• **INSTRUCTION**
In the entries, find all lines that hold the word "государственную" and copy them.

• **Dataset excerpt**

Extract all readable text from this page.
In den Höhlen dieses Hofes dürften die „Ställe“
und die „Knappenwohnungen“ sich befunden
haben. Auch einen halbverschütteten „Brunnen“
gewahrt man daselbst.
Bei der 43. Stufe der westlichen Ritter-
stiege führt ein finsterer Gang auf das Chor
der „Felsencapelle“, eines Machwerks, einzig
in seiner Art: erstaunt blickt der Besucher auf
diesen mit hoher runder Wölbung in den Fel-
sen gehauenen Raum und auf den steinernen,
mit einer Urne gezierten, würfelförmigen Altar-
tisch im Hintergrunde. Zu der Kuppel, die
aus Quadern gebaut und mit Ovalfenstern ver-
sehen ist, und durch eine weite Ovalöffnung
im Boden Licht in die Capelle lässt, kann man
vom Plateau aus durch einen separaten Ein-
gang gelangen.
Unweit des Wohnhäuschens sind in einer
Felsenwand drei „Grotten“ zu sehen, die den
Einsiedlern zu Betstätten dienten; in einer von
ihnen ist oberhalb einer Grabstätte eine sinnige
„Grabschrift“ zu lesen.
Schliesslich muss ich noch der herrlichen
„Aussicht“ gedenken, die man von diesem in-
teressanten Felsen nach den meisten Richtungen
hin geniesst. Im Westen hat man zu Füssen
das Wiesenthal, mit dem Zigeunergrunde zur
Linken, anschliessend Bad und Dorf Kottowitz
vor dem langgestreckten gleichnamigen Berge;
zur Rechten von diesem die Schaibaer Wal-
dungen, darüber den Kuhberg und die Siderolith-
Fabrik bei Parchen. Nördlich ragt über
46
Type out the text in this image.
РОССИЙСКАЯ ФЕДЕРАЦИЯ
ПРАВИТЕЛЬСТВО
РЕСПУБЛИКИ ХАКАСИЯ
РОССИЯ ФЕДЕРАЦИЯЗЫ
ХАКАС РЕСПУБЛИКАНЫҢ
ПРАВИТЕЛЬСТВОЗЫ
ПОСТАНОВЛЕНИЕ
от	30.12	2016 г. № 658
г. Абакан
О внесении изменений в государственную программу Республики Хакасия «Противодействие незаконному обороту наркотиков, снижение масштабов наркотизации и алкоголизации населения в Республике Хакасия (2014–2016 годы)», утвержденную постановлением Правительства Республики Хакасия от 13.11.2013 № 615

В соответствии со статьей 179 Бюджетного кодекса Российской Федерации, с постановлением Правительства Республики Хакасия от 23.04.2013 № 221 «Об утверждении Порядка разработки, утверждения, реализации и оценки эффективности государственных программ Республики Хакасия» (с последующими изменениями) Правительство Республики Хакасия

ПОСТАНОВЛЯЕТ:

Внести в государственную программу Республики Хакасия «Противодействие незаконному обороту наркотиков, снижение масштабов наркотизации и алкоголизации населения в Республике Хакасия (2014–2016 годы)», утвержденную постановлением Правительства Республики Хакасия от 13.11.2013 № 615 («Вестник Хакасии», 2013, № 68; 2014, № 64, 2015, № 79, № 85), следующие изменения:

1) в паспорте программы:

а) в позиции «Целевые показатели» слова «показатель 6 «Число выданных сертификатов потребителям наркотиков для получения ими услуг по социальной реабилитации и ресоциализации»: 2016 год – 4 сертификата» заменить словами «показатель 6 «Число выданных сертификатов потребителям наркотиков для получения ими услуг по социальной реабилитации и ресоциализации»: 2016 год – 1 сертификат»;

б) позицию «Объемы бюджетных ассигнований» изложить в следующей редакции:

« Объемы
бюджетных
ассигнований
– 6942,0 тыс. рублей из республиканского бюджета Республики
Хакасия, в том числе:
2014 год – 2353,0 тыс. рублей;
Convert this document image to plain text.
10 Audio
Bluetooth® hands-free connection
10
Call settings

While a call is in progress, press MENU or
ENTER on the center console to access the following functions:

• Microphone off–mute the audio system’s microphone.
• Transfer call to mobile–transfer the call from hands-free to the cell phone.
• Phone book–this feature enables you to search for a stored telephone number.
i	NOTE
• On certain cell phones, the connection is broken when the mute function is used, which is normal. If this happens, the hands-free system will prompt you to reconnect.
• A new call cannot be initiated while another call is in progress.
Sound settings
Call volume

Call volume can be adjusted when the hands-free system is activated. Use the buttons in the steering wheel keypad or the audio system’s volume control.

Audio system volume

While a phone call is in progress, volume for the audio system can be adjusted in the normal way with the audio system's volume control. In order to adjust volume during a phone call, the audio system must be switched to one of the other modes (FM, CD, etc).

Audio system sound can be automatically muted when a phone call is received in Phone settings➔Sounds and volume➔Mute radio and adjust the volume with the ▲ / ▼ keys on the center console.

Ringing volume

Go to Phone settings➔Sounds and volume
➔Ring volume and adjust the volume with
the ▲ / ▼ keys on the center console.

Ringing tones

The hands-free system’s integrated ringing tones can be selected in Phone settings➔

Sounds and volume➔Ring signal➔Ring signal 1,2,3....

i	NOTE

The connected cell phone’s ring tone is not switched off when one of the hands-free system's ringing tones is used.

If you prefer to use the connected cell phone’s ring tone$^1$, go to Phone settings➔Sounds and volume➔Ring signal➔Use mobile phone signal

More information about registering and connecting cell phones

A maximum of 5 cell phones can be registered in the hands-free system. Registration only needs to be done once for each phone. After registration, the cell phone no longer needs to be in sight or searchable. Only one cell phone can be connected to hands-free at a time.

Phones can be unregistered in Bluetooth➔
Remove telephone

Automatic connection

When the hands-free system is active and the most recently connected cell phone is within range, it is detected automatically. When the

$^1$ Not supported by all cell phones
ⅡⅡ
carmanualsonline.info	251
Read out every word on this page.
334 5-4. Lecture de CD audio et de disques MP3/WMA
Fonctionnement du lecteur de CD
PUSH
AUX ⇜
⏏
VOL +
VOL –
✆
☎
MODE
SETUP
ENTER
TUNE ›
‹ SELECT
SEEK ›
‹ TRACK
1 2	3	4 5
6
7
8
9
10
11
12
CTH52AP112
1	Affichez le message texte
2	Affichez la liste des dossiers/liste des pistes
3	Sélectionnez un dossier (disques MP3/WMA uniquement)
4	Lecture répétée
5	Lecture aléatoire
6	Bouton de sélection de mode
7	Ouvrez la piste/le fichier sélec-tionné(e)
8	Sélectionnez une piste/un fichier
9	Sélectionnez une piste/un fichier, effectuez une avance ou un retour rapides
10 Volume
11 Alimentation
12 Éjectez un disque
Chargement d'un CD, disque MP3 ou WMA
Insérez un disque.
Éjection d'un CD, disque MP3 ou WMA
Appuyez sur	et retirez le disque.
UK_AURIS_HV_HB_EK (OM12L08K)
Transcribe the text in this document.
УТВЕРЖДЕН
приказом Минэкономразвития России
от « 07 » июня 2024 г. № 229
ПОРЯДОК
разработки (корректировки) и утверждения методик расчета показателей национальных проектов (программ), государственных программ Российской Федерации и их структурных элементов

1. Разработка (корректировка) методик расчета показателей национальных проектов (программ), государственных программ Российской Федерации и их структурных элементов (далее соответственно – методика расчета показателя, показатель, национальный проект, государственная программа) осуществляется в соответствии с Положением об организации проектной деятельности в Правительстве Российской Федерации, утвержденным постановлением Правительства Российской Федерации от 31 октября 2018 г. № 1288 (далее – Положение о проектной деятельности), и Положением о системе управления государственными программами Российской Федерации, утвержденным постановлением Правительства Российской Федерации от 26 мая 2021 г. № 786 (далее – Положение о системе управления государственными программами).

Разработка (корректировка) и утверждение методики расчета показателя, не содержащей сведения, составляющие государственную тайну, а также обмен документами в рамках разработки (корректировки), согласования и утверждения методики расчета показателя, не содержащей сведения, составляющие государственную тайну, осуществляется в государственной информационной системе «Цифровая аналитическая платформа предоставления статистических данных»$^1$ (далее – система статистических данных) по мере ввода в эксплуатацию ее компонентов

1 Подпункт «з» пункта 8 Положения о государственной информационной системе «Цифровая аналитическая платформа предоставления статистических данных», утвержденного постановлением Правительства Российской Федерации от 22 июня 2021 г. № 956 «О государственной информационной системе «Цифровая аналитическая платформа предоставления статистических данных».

• **TASK ANSWER**
О внесении изменений в государственную программу Республики Хакасия «Противодействие незаконному обороту наркотиков, снижение масштабов наркотизации и алкоголизации населения в Республике Хакасия (2014–2016 годы)», утвержденную постановлением Правительства Республики Хакасия от 13.11.2013 № 615
Внести в государственную программу Республики Хакасия «Противодействие незаконному обороту наркотиков, снижение масштабов наркотизации и алкоголизации населения в Республике Хакасия (2014–2016 годы)», утвержденную постановлением Правительства Республики Хакасия от 13.11.2013 № 615 («Вестник Хакасии», 2013, № 68; 2014, № 64, 2015, № 79, № 85), следующие изменения:
Разработка (корректировка) и утверждение методики расчета показателя, не содержащей сведения, составляющие государственную тайну, а также обмен документами в рамках разработки (корректировки), согласования и утверждения методики расчета показателя, не содержащей сведения, составляющие государственную тайну, осуществляется в государственной информационной системе «Цифровая аналитическая платформа предоставления статистических данных»$^1$ (далее – система статистических данных) по мере ввода в эксплуатацию ее компонентов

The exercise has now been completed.